____ Exercise material

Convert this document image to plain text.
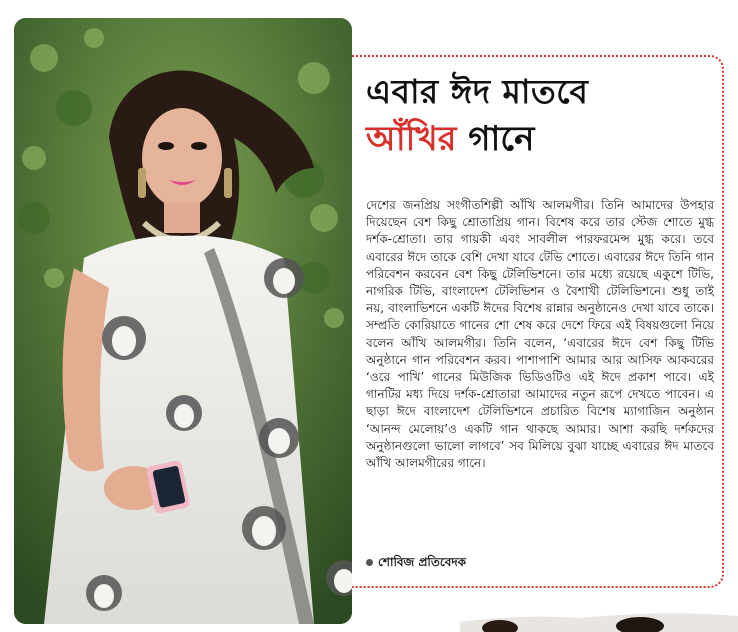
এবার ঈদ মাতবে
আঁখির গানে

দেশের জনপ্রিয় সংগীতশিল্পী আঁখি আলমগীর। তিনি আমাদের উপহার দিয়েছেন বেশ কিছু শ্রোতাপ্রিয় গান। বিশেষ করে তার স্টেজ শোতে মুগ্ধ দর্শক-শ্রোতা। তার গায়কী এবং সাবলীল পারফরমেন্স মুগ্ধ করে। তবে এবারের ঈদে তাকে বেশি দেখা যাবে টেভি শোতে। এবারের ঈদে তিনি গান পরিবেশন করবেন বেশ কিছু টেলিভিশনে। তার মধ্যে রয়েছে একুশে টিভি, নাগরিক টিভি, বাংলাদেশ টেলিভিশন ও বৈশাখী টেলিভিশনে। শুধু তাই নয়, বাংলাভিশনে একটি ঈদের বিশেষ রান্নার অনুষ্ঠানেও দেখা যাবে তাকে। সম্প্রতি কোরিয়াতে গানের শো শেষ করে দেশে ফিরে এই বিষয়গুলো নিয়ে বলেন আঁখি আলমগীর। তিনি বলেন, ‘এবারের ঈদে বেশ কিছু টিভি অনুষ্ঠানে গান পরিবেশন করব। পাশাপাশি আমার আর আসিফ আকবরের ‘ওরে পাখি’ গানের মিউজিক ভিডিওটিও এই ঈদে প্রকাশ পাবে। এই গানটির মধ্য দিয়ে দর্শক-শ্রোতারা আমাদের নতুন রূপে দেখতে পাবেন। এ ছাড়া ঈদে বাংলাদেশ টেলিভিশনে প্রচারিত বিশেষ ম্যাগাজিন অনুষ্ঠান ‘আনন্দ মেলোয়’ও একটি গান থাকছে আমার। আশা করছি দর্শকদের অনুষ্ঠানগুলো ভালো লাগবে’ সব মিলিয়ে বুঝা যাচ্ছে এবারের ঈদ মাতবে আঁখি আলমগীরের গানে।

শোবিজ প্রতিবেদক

________

* Exercise prompt:
Reproduce the data word for word, excluding its pictures.

* Task result:
Convert this document image to plain text.
এবার ঈদ মাতবে
আঁখির গানে

দেশের জনপ্রিয় সংগীতশিল্পী আঁখি আলমগীর। তিনি আমাদের উপহার দিয়েছেন বেশ কিছু শ্রোতাপ্রিয় গান। বিশেষ করে তার স্টেজ শোতে মুগ্ধ দর্শক-শ্রোতা। তার গায়কী এবং সাবলীল পারফরমেন্স মুগ্ধ করে। তবে এবারের ঈদে তাকে বেশি দেখা যাবে টেভি শোতে। এবারের ঈদে তিনি গান পরিবেশন করবেন বেশ কিছু টেলিভিশনে। তার মধ্যে রয়েছে একুশে টিভি, নাগরিক টিভি, বাংলাদেশ টেলিভিশন ও বৈশাখী টেলিভিশনে। শুধু তাই নয়, বাংলাভিশনে একটি ঈদের বিশেষ রান্নার অনুষ্ঠানেও দেখা যাবে তাকে। সম্প্রতি কোরিয়াতে গানের শো শেষ করে দেশে ফিরে এই বিষয়গুলো নিয়ে বলেন আঁখি আলমগীর। তিনি বলেন, ‘এবারের ঈদে বেশ কিছু টিভি অনুষ্ঠানে গান পরিবেশন করব। পাশাপাশি আমার আর আসিফ আকবরের ‘ওরে পাখি’ গানের মিউজিক ভিডিওটিও এই ঈদে প্রকাশ পাবে। এই গানটির মধ্য দিয়ে দর্শক-শ্রোতারা আমাদের নতুন রূপে দেখতে পাবেন। এ ছাড়া ঈদে বাংলাদেশ টেলিভিশনে প্রচারিত বিশেষ ম্যাগাজিন অনুষ্ঠান ‘আনন্দ মেলোয়’ও একটি গান থাকছে আমার। আশা করছি দর্শকদের অনুষ্ঠানগুলো ভালো লাগবে’ সব মিলিয়ে বুঝা যাচ্ছে এবারের ঈদ মাতবে আঁখি আলমগীরের গানে।

শোবিজ প্রতিবেদক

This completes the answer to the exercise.